Problem details »
Assemble all lines in which the string "catch" appears.

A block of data
•••

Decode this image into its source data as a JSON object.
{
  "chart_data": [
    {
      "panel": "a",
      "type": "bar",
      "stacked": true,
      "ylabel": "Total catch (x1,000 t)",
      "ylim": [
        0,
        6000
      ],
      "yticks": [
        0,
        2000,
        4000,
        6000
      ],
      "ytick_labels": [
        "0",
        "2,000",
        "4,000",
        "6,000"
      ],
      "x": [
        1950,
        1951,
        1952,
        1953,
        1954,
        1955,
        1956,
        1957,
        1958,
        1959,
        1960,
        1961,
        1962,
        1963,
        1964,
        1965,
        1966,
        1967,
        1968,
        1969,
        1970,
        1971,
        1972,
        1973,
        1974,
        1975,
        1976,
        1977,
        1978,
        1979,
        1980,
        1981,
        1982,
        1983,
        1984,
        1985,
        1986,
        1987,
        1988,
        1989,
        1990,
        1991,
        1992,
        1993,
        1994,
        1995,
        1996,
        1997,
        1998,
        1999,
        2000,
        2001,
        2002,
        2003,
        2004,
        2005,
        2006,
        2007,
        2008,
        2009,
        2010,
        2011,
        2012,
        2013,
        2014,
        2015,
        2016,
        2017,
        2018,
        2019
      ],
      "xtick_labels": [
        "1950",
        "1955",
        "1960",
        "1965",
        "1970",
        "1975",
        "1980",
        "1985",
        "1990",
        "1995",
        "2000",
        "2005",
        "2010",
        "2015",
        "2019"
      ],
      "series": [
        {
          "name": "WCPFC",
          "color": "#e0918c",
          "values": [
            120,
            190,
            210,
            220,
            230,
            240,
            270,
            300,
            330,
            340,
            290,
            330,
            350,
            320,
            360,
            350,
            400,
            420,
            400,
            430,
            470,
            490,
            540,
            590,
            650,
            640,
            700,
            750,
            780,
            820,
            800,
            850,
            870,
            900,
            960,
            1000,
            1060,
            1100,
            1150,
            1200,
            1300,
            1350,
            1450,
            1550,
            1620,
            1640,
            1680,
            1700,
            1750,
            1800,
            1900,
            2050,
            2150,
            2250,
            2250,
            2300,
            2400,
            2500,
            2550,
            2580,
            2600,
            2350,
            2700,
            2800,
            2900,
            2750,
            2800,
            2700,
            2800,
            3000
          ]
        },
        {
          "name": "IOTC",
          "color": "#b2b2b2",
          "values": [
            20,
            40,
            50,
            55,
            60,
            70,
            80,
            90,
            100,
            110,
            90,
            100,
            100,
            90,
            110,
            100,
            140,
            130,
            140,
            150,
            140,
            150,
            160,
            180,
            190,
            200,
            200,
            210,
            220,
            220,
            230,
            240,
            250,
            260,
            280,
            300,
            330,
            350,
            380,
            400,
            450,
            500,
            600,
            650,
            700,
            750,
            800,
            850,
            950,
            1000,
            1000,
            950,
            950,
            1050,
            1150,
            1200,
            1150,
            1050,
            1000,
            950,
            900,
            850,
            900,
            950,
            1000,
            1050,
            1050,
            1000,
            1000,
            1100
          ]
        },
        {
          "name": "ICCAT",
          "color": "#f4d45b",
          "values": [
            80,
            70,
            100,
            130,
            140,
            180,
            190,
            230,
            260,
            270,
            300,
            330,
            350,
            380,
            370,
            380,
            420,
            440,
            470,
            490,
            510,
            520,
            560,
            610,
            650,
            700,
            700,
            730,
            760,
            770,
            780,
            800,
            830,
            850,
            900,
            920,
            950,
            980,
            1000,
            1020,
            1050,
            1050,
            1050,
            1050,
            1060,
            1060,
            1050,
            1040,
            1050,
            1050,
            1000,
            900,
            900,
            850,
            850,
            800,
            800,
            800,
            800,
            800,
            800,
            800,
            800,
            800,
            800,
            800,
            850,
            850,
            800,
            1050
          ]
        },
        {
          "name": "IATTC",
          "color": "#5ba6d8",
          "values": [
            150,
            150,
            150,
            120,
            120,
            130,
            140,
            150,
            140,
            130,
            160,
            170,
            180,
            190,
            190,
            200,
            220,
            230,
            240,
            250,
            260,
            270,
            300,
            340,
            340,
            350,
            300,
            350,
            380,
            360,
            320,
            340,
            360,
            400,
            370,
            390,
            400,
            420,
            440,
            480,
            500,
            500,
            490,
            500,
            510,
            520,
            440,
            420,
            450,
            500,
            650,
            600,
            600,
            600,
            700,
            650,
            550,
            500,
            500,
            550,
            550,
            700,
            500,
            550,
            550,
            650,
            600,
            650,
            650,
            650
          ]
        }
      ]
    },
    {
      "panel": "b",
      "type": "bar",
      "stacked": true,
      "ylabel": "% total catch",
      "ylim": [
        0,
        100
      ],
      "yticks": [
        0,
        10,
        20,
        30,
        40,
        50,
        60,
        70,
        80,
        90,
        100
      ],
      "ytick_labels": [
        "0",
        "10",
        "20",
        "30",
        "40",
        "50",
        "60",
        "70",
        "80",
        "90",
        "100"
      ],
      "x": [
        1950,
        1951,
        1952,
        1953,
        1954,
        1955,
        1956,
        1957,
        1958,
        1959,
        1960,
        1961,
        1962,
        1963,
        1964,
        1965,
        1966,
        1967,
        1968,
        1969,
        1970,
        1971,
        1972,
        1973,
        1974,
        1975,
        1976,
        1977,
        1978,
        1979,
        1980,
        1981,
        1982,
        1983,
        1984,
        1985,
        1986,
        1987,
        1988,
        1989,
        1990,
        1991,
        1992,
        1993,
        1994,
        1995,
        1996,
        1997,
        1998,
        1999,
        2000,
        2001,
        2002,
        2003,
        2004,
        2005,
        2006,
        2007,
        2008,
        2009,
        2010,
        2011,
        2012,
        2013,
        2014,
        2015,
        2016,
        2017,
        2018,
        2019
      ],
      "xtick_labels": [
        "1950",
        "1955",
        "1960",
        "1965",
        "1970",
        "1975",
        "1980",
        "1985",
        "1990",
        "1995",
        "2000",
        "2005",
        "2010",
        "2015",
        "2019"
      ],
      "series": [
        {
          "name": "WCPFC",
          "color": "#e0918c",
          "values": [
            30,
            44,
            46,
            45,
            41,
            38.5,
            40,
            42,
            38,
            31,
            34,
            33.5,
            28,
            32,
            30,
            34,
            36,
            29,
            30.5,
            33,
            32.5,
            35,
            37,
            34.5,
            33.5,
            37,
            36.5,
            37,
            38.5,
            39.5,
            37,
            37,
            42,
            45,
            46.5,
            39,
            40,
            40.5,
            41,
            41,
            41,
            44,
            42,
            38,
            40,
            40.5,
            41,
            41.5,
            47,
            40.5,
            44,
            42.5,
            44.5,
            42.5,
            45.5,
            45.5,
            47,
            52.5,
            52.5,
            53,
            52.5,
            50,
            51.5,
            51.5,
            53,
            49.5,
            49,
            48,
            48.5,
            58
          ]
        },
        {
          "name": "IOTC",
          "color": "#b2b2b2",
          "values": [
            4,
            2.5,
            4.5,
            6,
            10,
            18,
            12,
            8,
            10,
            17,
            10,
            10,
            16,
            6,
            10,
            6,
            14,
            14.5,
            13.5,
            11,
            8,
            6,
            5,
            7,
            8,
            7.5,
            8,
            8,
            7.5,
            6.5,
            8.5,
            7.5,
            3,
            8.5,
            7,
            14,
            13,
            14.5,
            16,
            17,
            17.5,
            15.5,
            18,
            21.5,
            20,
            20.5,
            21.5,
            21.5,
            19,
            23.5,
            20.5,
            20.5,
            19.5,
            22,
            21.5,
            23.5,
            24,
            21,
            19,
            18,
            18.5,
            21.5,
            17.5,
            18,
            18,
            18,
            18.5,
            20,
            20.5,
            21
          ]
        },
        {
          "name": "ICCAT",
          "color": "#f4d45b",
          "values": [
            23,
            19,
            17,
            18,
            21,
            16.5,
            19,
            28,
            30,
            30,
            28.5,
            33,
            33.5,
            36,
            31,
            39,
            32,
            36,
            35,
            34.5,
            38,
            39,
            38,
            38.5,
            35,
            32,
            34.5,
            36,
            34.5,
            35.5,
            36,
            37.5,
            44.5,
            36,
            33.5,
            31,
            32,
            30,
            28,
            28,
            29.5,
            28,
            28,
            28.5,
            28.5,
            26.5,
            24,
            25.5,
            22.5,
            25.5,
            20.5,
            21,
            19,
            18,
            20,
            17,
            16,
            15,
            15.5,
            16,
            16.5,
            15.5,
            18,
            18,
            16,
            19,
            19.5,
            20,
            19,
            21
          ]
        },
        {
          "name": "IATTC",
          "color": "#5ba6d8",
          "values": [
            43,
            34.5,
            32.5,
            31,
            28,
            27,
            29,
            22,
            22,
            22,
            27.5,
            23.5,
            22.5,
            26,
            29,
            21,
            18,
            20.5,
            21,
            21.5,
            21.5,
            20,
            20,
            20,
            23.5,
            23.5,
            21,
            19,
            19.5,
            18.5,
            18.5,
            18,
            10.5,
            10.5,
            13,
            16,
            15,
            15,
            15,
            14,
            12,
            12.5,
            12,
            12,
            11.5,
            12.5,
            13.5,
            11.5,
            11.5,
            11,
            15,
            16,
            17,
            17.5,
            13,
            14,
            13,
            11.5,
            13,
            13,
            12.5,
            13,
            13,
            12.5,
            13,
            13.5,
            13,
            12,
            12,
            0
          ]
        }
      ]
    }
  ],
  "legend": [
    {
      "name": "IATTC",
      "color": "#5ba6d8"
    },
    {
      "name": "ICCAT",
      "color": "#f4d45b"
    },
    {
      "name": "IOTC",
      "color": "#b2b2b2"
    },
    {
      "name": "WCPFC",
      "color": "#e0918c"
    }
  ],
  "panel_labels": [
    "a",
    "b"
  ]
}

•••

Solution for this problem »
      "ylabel": "Total catch (x1,000 t)",
      "ylabel": "% total catch",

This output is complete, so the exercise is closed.